▶ [Given problem]
Please copy out, character for character, the stretch of the data from the line containing "reply-box[interactable]: 熊黛林 Lynn: 姐姐平时要带娃，是有点懒" through the line containing "censored-block (110, 116, 310, 156)".

▶ [Task inputs]

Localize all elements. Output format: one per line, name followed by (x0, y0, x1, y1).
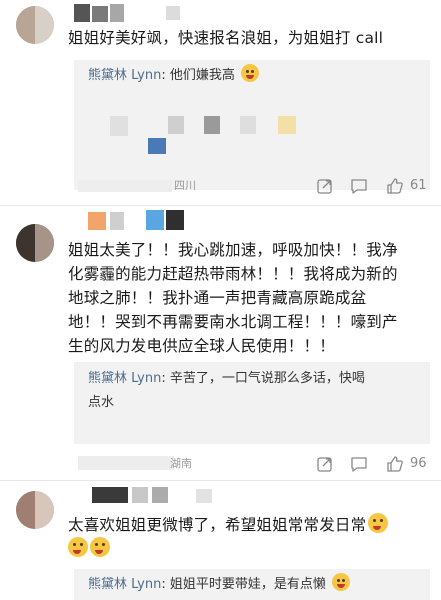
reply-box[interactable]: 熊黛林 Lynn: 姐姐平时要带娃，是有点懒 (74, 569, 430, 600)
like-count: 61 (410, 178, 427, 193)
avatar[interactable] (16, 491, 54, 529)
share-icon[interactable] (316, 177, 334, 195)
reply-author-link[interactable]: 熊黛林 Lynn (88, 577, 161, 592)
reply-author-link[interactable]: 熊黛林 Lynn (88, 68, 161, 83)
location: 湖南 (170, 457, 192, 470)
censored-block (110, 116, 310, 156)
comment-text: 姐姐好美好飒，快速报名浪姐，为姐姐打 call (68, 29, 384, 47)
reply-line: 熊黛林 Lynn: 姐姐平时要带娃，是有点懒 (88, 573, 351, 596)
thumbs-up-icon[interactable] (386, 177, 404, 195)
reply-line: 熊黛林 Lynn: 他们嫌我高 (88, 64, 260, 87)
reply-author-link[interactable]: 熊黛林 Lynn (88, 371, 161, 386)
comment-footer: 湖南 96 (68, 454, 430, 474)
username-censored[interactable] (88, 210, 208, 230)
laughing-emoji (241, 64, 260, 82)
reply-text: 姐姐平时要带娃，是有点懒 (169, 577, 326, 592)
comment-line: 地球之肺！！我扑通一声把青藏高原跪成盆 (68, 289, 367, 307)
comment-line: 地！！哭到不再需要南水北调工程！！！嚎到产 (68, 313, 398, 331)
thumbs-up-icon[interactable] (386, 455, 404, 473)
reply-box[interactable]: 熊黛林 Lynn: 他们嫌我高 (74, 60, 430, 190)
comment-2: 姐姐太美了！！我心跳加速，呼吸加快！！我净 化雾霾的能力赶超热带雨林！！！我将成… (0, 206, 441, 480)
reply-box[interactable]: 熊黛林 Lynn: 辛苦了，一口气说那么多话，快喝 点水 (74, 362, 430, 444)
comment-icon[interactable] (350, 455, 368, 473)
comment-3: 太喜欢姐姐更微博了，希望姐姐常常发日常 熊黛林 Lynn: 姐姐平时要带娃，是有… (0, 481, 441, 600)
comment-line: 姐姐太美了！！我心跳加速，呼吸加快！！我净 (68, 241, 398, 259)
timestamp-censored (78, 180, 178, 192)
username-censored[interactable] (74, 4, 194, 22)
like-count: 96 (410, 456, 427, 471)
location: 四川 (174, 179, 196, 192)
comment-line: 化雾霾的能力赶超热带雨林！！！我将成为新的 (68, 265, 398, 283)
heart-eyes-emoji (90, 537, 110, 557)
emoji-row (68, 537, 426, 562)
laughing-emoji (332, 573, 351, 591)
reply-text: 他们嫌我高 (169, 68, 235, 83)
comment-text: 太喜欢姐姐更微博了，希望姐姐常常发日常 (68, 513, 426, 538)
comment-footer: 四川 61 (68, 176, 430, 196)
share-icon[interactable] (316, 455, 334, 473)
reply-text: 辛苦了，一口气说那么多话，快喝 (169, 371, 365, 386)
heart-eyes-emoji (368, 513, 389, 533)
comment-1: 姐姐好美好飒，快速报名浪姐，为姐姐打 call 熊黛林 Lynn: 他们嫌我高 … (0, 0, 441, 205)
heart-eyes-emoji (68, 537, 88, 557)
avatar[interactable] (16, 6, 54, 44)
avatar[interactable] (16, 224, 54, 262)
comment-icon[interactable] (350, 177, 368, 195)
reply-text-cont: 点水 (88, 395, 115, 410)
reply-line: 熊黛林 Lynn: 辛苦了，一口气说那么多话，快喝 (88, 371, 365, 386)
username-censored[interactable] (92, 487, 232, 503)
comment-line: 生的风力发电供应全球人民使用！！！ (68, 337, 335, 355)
--
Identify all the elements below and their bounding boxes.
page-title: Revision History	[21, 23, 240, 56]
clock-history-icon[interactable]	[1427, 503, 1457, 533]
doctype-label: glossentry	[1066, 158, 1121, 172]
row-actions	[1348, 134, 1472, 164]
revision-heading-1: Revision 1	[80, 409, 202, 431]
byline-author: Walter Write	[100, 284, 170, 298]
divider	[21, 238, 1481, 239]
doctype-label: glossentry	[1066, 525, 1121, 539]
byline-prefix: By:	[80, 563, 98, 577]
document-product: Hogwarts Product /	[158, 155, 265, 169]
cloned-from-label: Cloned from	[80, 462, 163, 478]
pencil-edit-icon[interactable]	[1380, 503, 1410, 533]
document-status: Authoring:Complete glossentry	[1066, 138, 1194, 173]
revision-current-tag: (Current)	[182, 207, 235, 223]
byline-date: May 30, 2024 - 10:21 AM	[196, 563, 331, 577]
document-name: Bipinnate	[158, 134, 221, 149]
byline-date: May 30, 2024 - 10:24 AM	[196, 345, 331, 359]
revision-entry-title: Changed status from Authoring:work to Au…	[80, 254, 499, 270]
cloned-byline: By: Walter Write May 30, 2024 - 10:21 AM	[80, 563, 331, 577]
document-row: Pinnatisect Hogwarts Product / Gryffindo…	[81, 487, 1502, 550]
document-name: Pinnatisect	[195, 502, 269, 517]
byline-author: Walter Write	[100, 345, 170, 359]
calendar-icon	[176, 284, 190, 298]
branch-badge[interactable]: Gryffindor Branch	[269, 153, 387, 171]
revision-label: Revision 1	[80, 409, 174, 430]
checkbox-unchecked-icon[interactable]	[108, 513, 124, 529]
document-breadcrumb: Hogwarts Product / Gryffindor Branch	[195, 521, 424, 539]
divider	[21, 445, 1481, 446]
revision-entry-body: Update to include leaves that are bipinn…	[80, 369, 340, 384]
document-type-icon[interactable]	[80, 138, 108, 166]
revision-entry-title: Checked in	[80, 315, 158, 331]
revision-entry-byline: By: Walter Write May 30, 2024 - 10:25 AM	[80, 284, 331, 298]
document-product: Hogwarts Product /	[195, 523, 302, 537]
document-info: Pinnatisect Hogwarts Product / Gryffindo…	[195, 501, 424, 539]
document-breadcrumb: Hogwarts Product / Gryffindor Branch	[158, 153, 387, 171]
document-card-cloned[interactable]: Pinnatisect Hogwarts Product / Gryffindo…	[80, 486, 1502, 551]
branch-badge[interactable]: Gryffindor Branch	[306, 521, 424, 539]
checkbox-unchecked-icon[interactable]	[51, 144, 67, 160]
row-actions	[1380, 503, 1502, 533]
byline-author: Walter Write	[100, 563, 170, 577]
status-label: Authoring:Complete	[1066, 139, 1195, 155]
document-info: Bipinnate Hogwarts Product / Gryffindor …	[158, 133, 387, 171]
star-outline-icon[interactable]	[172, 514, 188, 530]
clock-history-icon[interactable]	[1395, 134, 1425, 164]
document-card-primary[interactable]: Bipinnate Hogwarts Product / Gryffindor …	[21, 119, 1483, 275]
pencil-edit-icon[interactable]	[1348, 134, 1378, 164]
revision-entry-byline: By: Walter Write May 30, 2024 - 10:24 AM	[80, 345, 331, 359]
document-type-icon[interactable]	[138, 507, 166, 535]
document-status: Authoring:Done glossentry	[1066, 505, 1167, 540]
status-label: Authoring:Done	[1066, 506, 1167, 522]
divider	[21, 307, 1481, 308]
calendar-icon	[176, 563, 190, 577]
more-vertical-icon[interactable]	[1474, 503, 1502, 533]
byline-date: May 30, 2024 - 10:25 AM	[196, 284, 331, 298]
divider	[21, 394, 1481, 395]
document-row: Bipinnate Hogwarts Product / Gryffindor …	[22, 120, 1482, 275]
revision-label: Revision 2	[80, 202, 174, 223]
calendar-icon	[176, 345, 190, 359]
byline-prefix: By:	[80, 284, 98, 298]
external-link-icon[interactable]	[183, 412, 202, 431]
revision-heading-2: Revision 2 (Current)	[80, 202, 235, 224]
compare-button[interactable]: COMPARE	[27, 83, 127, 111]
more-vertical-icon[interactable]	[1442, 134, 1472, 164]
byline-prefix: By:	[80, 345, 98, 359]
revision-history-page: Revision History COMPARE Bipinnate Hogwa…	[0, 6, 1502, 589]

▶ [Reply]
reply-box[interactable]: 熊黛林 Lynn: 姐姐平时要带娃，是有点懒 (74, 569, 430, 600)
like-count: 61 (410, 178, 427, 193)
avatar[interactable] (16, 491, 54, 529)
share-icon[interactable] (316, 177, 334, 195)
reply-author-link[interactable]: 熊黛林 Lynn (88, 577, 161, 592)
reply-author-link[interactable]: 熊黛林 Lynn (88, 68, 161, 83)
location: 湖南 (170, 457, 192, 470)
censored-block (110, 116, 310, 156)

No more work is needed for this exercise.